TASK STATEMENT |
Please rewrite all the data below, swapping every "chart-pill" for "chart-chip" and leaving everything else unchanged.

INPUT DATA |
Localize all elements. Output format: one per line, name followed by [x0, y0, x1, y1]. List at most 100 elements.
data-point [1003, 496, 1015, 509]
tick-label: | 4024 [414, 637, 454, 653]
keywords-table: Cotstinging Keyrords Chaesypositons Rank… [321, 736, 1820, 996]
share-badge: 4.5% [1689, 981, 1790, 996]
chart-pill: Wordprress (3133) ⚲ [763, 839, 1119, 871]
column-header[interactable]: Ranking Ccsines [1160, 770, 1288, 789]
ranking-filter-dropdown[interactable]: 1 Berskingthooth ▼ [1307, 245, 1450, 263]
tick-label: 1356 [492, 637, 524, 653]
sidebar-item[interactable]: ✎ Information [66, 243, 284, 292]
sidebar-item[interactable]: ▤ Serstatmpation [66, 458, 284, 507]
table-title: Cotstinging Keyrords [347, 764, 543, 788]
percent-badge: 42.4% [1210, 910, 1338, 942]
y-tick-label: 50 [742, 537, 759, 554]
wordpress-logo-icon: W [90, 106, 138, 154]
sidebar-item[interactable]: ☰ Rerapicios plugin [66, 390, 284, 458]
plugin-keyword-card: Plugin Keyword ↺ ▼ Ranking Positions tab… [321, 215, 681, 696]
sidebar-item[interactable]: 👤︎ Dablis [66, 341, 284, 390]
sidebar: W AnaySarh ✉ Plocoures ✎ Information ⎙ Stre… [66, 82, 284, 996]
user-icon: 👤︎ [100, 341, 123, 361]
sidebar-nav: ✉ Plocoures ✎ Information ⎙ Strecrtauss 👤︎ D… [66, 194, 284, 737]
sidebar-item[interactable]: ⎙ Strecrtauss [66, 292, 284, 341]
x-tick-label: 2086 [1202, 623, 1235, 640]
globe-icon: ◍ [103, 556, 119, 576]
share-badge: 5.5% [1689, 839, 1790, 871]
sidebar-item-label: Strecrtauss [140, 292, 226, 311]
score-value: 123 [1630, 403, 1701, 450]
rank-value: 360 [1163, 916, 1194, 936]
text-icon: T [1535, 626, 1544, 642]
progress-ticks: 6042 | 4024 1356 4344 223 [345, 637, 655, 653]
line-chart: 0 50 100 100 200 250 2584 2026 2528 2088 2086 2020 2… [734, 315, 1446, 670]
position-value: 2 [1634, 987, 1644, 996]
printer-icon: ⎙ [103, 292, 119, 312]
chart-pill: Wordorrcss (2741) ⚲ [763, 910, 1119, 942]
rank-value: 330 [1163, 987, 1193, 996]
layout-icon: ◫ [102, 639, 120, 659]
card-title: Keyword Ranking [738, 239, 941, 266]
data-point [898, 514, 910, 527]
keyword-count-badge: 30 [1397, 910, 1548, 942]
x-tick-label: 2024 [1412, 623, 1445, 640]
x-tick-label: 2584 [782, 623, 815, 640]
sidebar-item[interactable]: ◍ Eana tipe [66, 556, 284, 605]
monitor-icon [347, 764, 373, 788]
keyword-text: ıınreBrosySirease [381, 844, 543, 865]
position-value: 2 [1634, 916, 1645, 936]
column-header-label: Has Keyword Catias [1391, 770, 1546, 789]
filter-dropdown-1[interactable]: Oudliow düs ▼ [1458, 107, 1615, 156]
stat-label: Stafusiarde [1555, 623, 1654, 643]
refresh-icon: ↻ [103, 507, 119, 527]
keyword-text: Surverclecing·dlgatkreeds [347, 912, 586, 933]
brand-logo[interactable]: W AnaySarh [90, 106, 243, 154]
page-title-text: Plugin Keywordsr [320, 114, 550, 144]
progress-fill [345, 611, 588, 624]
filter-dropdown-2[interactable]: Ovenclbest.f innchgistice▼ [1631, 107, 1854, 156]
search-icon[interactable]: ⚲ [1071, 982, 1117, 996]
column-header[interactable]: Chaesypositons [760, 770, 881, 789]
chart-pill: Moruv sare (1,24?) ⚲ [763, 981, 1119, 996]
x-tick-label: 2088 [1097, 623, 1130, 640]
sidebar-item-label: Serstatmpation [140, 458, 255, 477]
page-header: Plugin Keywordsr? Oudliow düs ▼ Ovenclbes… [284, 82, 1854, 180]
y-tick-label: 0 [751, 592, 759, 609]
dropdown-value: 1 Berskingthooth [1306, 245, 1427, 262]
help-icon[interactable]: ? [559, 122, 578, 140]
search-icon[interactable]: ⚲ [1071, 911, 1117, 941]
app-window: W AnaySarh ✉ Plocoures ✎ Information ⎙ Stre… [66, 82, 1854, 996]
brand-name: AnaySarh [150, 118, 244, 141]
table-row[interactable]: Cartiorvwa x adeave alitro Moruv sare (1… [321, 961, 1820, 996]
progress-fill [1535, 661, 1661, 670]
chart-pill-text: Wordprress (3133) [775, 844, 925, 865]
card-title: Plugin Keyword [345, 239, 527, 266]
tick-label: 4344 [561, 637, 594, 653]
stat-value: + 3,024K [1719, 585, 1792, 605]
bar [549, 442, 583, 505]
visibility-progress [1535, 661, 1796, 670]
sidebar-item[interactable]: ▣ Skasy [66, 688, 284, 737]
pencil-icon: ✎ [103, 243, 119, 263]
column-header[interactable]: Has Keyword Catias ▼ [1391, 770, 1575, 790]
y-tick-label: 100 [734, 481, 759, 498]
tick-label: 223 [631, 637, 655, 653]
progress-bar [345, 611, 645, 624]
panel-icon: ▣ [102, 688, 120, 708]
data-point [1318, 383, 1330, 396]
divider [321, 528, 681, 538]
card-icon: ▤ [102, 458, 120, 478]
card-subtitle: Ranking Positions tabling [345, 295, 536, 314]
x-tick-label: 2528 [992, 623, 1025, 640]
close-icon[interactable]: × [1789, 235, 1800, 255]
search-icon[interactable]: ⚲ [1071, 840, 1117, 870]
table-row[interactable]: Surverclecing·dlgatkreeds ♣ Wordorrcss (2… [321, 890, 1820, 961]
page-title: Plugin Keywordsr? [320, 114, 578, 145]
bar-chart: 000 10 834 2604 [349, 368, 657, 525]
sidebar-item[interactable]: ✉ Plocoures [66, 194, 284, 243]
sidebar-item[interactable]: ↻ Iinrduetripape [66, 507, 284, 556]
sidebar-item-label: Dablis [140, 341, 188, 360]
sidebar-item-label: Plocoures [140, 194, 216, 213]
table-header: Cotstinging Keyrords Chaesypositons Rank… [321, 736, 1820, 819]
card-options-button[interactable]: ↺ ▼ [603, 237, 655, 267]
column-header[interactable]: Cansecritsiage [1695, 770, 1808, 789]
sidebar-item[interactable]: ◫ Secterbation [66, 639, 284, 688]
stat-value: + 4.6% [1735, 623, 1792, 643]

SOLUTION TO THIS TASK |
Localize all elements. Output format: one per line, name followed by [x0, y0, x1, y1]. List at most 100 elements.
data-point [1003, 496, 1015, 509]
tick-label: | 4024 [414, 637, 454, 653]
keywords-table: Cotstinging Keyrords Chaesypositons Rank… [321, 736, 1820, 996]
share-badge: 4.5% [1689, 981, 1790, 996]
chart-chip: Wordprress (3133) ⚲ [763, 839, 1119, 871]
column-header[interactable]: Ranking Ccsines [1160, 770, 1288, 789]
ranking-filter-dropdown[interactable]: 1 Berskingthooth ▼ [1307, 245, 1450, 263]
tick-label: 1356 [492, 637, 524, 653]
sidebar-item[interactable]: ✎ Information [66, 243, 284, 292]
sidebar-item[interactable]: ▤ Serstatmpation [66, 458, 284, 507]
table-title: Cotstinging Keyrords [347, 764, 543, 788]
percent-badge: 42.4% [1210, 910, 1338, 942]
y-tick-label: 50 [742, 537, 759, 554]
wordpress-logo-icon: W [90, 106, 138, 154]
sidebar-item[interactable]: ☰ Rerapicios plugin [66, 390, 284, 458]
plugin-keyword-card: Plugin Keyword ↺ ▼ Ranking Positions tab… [321, 215, 681, 696]
sidebar-item[interactable]: 👤︎ Dablis [66, 341, 284, 390]
sidebar: W AnaySarh ✉ Plocoures ✎ Information ⎙ Stre… [66, 82, 284, 996]
user-icon: 👤︎ [100, 341, 123, 361]
sidebar-nav: ✉ Plocoures ✎ Information ⎙ Strecrtauss 👤︎ D… [66, 194, 284, 737]
sidebar-item[interactable]: ⎙ Strecrtauss [66, 292, 284, 341]
x-tick-label: 2086 [1202, 623, 1235, 640]
globe-icon: ◍ [103, 556, 119, 576]
share-badge: 5.5% [1689, 839, 1790, 871]
sidebar-item-label: Strecrtauss [140, 292, 226, 311]
score-value: 123 [1630, 403, 1701, 450]
rank-value: 360 [1163, 916, 1194, 936]
text-icon: T [1535, 626, 1544, 642]
progress-ticks: 6042 | 4024 1356 4344 223 [345, 637, 655, 653]
line-chart: 0 50 100 100 200 250 2584 2026 2528 2088 2086 2020 2… [734, 315, 1446, 670]
position-value: 2 [1634, 987, 1644, 996]
printer-icon: ⎙ [103, 292, 119, 312]
chart-chip: Wordorrcss (2741) ⚲ [763, 910, 1119, 942]
rank-value: 330 [1163, 987, 1193, 996]
layout-icon: ◫ [102, 639, 120, 659]
card-title: Keyword Ranking [738, 239, 941, 266]
data-point [898, 514, 910, 527]
keyword-count-badge: 30 [1397, 910, 1548, 942]
x-tick-label: 2024 [1412, 623, 1445, 640]
x-tick-label: 2584 [782, 623, 815, 640]
sidebar-item[interactable]: ◍ Eana tipe [66, 556, 284, 605]
monitor-icon [347, 764, 373, 788]
keyword-text: ıınreBrosySirease [381, 844, 543, 865]
position-value: 2 [1634, 916, 1645, 936]
column-header-label: Has Keyword Catias [1391, 770, 1546, 789]
filter-dropdown-1[interactable]: Oudliow düs ▼ [1458, 107, 1615, 156]
stat-label: Stafusiarde [1555, 623, 1654, 643]
refresh-icon: ↻ [103, 507, 119, 527]
keyword-text: Surverclecing·dlgatkreeds [347, 912, 586, 933]
brand-logo[interactable]: W AnaySarh [90, 106, 243, 154]
page-title-text: Plugin Keywordsr [320, 114, 550, 144]
progress-fill [345, 611, 588, 624]
filter-dropdown-2[interactable]: Ovenclbest.f innchgistice▼ [1631, 107, 1854, 156]
search-icon[interactable]: ⚲ [1071, 982, 1117, 996]
column-header[interactable]: Chaesypositons [760, 770, 881, 789]
chart-chip: Moruv sare (1,24?) ⚲ [763, 981, 1119, 996]
x-tick-label: 2088 [1097, 623, 1130, 640]
sidebar-item-label: Serstatmpation [140, 458, 255, 477]
page-header: Plugin Keywordsr? Oudliow düs ▼ Ovenclbes… [284, 82, 1854, 180]
y-tick-label: 0 [751, 592, 759, 609]
dropdown-value: 1 Berskingthooth [1306, 245, 1427, 262]
help-icon[interactable]: ? [559, 122, 578, 140]
search-icon[interactable]: ⚲ [1071, 911, 1117, 941]
app-window: W AnaySarh ✉ Plocoures ✎ Information ⎙ Stre… [66, 82, 1854, 996]
brand-name: AnaySarh [150, 118, 244, 141]
table-row[interactable]: Cartiorvwa x adeave alitro Moruv sare (1… [321, 961, 1820, 996]
progress-fill [1535, 661, 1661, 670]
chart-chip-text: Wordprress (3133) [775, 844, 925, 865]
card-title: Plugin Keyword [345, 239, 527, 266]
tick-label: 4344 [561, 637, 594, 653]
stat-value: + 3,024K [1719, 585, 1792, 605]
bar [549, 442, 583, 505]
visibility-progress [1535, 661, 1796, 670]
sidebar-item[interactable]: ▣ Skasy [66, 688, 284, 737]
pencil-icon: ✎ [103, 243, 119, 263]
column-header[interactable]: Has Keyword Catias ▼ [1391, 770, 1575, 790]
y-tick-label: 100 [734, 481, 759, 498]
tick-label: 223 [631, 637, 655, 653]
progress-bar [345, 611, 645, 624]
panel-icon: ▣ [102, 688, 120, 708]
data-point [1318, 383, 1330, 396]
divider [321, 528, 681, 538]
card-icon: ▤ [102, 458, 120, 478]
card-subtitle: Ranking Positions tabling [345, 295, 536, 314]
x-tick-label: 2528 [992, 623, 1025, 640]
close-icon[interactable]: × [1789, 235, 1800, 255]
search-icon[interactable]: ⚲ [1071, 840, 1117, 870]
table-row[interactable]: Surverclecing·dlgatkreeds ♣ Wordorrcss (2… [321, 890, 1820, 961]
page-title: Plugin Keywordsr? [320, 114, 578, 145]
bar-chart: 000 10 834 2604 [349, 368, 657, 525]
sidebar-item[interactable]: ✉ Plocoures [66, 194, 284, 243]
sidebar-item[interactable]: ↻ Iinrduetripape [66, 507, 284, 556]
sidebar-item-label: Dablis [140, 341, 188, 360]
sidebar-item-label: Plocoures [140, 194, 216, 213]
table-header: Cotstinging Keyrords Chaesypositons Rank… [321, 736, 1820, 819]
card-options-button[interactable]: ↺ ▼ [603, 237, 655, 267]
column-header[interactable]: Cansecritsiage [1695, 770, 1808, 789]
sidebar-item[interactable]: ◫ Secterbation [66, 639, 284, 688]
stat-value: + 4.6% [1735, 623, 1792, 643]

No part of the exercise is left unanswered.